▸ **TO DO**:
Transcribe the records that follow in their entirety, omitting any pictures.

Records from a data source:
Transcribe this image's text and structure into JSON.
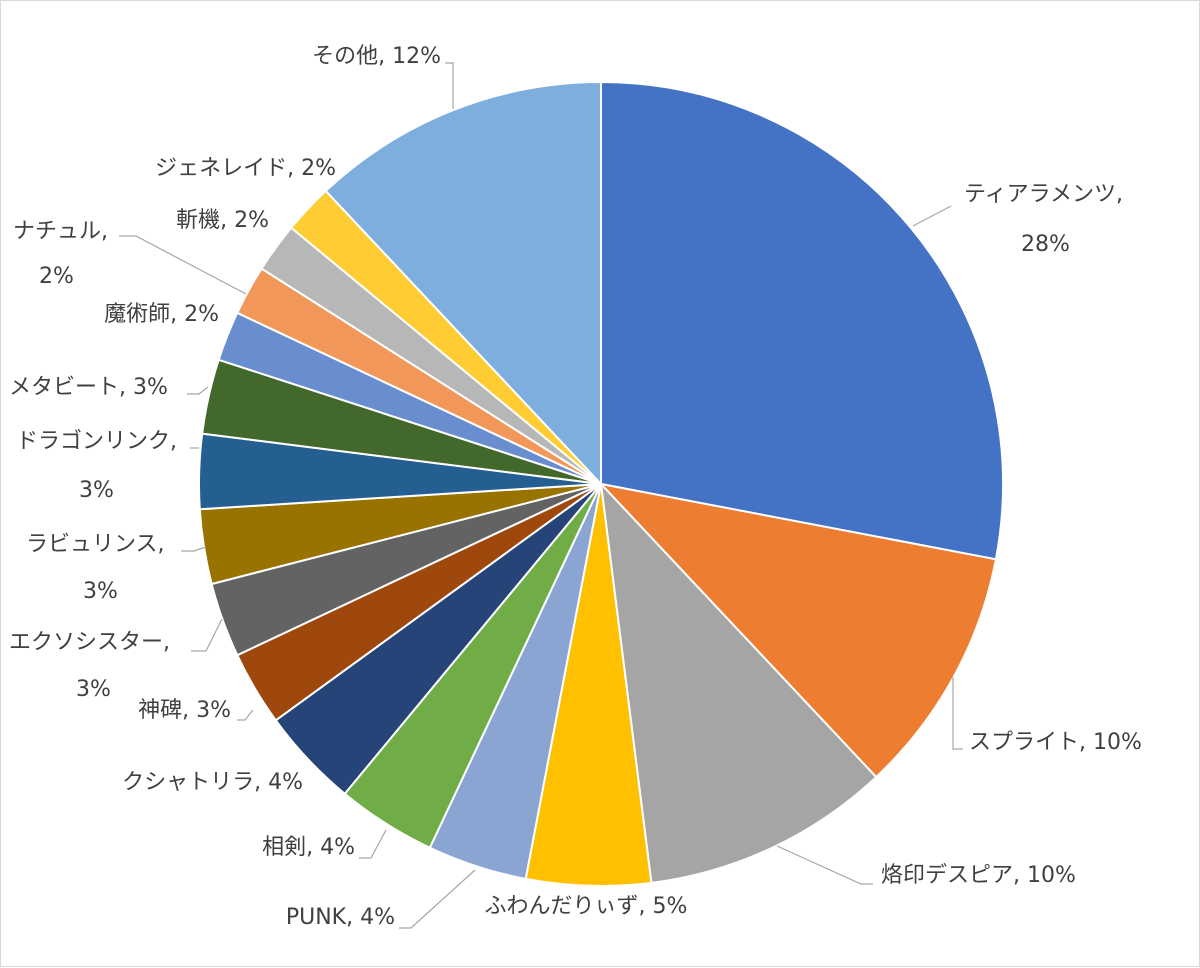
{
  "chart_data": {
    "type": "pie",
    "categories": [
      "ティアラメンツ",
      "スプライト",
      "烙印デスピア",
      "ふわんだりぃず",
      "PUNK",
      "相剣",
      "クシャトリラ",
      "神碑",
      "エクソシスター",
      "ラビュリンス",
      "ドラゴンリンク",
      "メタビート",
      "魔術師",
      "ナチュル",
      "斬機",
      "ジェネレイド",
      "その他"
    ],
    "values": [
      28,
      10,
      10,
      5,
      4,
      4,
      4,
      3,
      3,
      3,
      3,
      3,
      2,
      2,
      2,
      2,
      12
    ],
    "value_labels": [
      "28%",
      "10%",
      "10%",
      "5%",
      "4%",
      "4%",
      "4%",
      "3%",
      "3%",
      "3%",
      "3%",
      "3%",
      "2%",
      "2%",
      "2%",
      "2%",
      "12%"
    ],
    "colors": [
      "#4472C4",
      "#ED7D31",
      "#A5A5A5",
      "#FFC000",
      "#8AA5D1",
      "#70AD47",
      "#264478",
      "#9E480E",
      "#636363",
      "#997300",
      "#255E91",
      "#43682B",
      "#698ED0",
      "#F1975A",
      "#B7B7B7",
      "#FFCD33",
      "#7DAEDE"
    ],
    "label_format": "{category}, {percent}",
    "legend": "none"
  }
}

▸ **SOLUTION TO THIS EXERCISE**:
Transcribe this image's text and structure into JSON.
{
  "chart_data": {
    "type": "pie",
    "categories": [
      "ティアラメンツ",
      "スプライト",
      "烙印デスピア",
      "ふわんだりぃず",
      "PUNK",
      "相剣",
      "クシャトリラ",
      "神碑",
      "エクソシスター",
      "ラビュリンス",
      "ドラゴンリンク",
      "メタビート",
      "魔術師",
      "ナチュル",
      "斬機",
      "ジェネレイド",
      "その他"
    ],
    "values": [
      28,
      10,
      10,
      5,
      4,
      4,
      4,
      3,
      3,
      3,
      3,
      3,
      2,
      2,
      2,
      2,
      12
    ],
    "value_labels": [
      "28%",
      "10%",
      "10%",
      "5%",
      "4%",
      "4%",
      "4%",
      "3%",
      "3%",
      "3%",
      "3%",
      "3%",
      "2%",
      "2%",
      "2%",
      "2%",
      "12%"
    ],
    "colors": [
      "#4472C4",
      "#ED7D31",
      "#A5A5A5",
      "#FFC000",
      "#8AA5D1",
      "#70AD47",
      "#264478",
      "#9E480E",
      "#636363",
      "#997300",
      "#255E91",
      "#43682B",
      "#698ED0",
      "#F1975A",
      "#B7B7B7",
      "#FFCD33",
      "#7DAEDE"
    ],
    "label_format": "{category}, {percent}",
    "legend": "none"
  }
}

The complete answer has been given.